| Provided records |
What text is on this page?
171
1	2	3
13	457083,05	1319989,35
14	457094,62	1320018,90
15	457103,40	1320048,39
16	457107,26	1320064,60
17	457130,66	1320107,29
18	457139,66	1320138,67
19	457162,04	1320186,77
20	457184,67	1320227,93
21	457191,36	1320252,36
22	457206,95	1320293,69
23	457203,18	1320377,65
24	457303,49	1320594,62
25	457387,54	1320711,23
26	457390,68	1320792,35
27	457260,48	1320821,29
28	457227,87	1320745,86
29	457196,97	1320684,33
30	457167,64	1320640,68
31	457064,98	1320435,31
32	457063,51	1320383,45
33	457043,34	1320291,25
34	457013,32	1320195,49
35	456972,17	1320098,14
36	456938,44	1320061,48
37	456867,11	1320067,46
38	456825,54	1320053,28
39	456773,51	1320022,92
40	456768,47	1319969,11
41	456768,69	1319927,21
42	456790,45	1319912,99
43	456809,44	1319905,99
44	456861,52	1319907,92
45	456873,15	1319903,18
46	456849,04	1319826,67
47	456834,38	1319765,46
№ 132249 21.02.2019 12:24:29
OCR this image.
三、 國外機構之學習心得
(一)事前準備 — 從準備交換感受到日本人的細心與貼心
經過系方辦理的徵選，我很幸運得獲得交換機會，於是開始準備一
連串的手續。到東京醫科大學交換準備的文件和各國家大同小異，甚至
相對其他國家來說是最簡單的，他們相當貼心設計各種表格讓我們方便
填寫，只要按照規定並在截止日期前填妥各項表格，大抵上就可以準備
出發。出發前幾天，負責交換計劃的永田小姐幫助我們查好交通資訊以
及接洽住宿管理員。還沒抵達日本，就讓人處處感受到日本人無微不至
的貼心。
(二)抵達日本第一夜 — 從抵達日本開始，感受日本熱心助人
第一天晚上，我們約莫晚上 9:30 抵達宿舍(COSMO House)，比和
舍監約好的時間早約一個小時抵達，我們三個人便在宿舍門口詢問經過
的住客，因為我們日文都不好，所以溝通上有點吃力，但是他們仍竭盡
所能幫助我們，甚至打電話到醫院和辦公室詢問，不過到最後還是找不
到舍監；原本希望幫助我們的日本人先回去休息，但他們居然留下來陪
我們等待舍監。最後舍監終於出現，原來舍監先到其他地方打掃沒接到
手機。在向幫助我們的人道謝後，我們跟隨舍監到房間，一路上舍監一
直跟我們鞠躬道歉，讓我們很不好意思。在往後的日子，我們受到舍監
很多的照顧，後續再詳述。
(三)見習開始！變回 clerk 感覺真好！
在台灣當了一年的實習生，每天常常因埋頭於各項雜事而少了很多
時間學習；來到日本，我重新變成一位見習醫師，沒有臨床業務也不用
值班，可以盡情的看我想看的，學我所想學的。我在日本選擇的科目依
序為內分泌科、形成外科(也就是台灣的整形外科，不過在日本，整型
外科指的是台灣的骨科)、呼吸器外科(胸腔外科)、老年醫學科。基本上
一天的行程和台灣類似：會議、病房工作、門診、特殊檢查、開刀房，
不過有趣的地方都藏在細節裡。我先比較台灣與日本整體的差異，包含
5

| Stated task |
Copy out the full listing exactly.

| Full answer |
What text is on this page?
171
1	2	3
13	457083,05	1319989,35
14	457094,62	1320018,90
15	457103,40	1320048,39
16	457107,26	1320064,60
17	457130,66	1320107,29
18	457139,66	1320138,67
19	457162,04	1320186,77
20	457184,67	1320227,93
21	457191,36	1320252,36
22	457206,95	1320293,69
23	457203,18	1320377,65
24	457303,49	1320594,62
25	457387,54	1320711,23
26	457390,68	1320792,35
27	457260,48	1320821,29
28	457227,87	1320745,86
29	457196,97	1320684,33
30	457167,64	1320640,68
31	457064,98	1320435,31
32	457063,51	1320383,45
33	457043,34	1320291,25
34	457013,32	1320195,49
35	456972,17	1320098,14
36	456938,44	1320061,48
37	456867,11	1320067,46
38	456825,54	1320053,28
39	456773,51	1320022,92
40	456768,47	1319969,11
41	456768,69	1319927,21
42	456790,45	1319912,99
43	456809,44	1319905,99
44	456861,52	1319907,92
45	456873,15	1319903,18
46	456849,04	1319826,67
47	456834,38	1319765,46
№ 132249 21.02.2019 12:24:29
OCR this image.
三、 國外機構之學習心得
(一)事前準備 — 從準備交換感受到日本人的細心與貼心
經過系方辦理的徵選，我很幸運得獲得交換機會，於是開始準備一
連串的手續。到東京醫科大學交換準備的文件和各國家大同小異，甚至
相對其他國家來說是最簡單的，他們相當貼心設計各種表格讓我們方便
填寫，只要按照規定並在截止日期前填妥各項表格，大抵上就可以準備
出發。出發前幾天，負責交換計劃的永田小姐幫助我們查好交通資訊以
及接洽住宿管理員。還沒抵達日本，就讓人處處感受到日本人無微不至
的貼心。
(二)抵達日本第一夜 — 從抵達日本開始，感受日本熱心助人
第一天晚上，我們約莫晚上 9:30 抵達宿舍(COSMO House)，比和
舍監約好的時間早約一個小時抵達，我們三個人便在宿舍門口詢問經過
的住客，因為我們日文都不好，所以溝通上有點吃力，但是他們仍竭盡
所能幫助我們，甚至打電話到醫院和辦公室詢問，不過到最後還是找不
到舍監；原本希望幫助我們的日本人先回去休息，但他們居然留下來陪
我們等待舍監。最後舍監終於出現，原來舍監先到其他地方打掃沒接到
手機。在向幫助我們的人道謝後，我們跟隨舍監到房間，一路上舍監一
直跟我們鞠躬道歉，讓我們很不好意思。在往後的日子，我們受到舍監
很多的照顧，後續再詳述。
(三)見習開始！變回 clerk 感覺真好！
在台灣當了一年的實習生，每天常常因埋頭於各項雜事而少了很多
時間學習；來到日本，我重新變成一位見習醫師，沒有臨床業務也不用
值班，可以盡情的看我想看的，學我所想學的。我在日本選擇的科目依
序為內分泌科、形成外科(也就是台灣的整形外科，不過在日本，整型
外科指的是台灣的骨科)、呼吸器外科(胸腔外科)、老年醫學科。基本上
一天的行程和台灣類似：會議、病房工作、門診、特殊檢查、開刀房，
不過有趣的地方都藏在細節裡。我先比較台灣與日本整體的差異，包含
5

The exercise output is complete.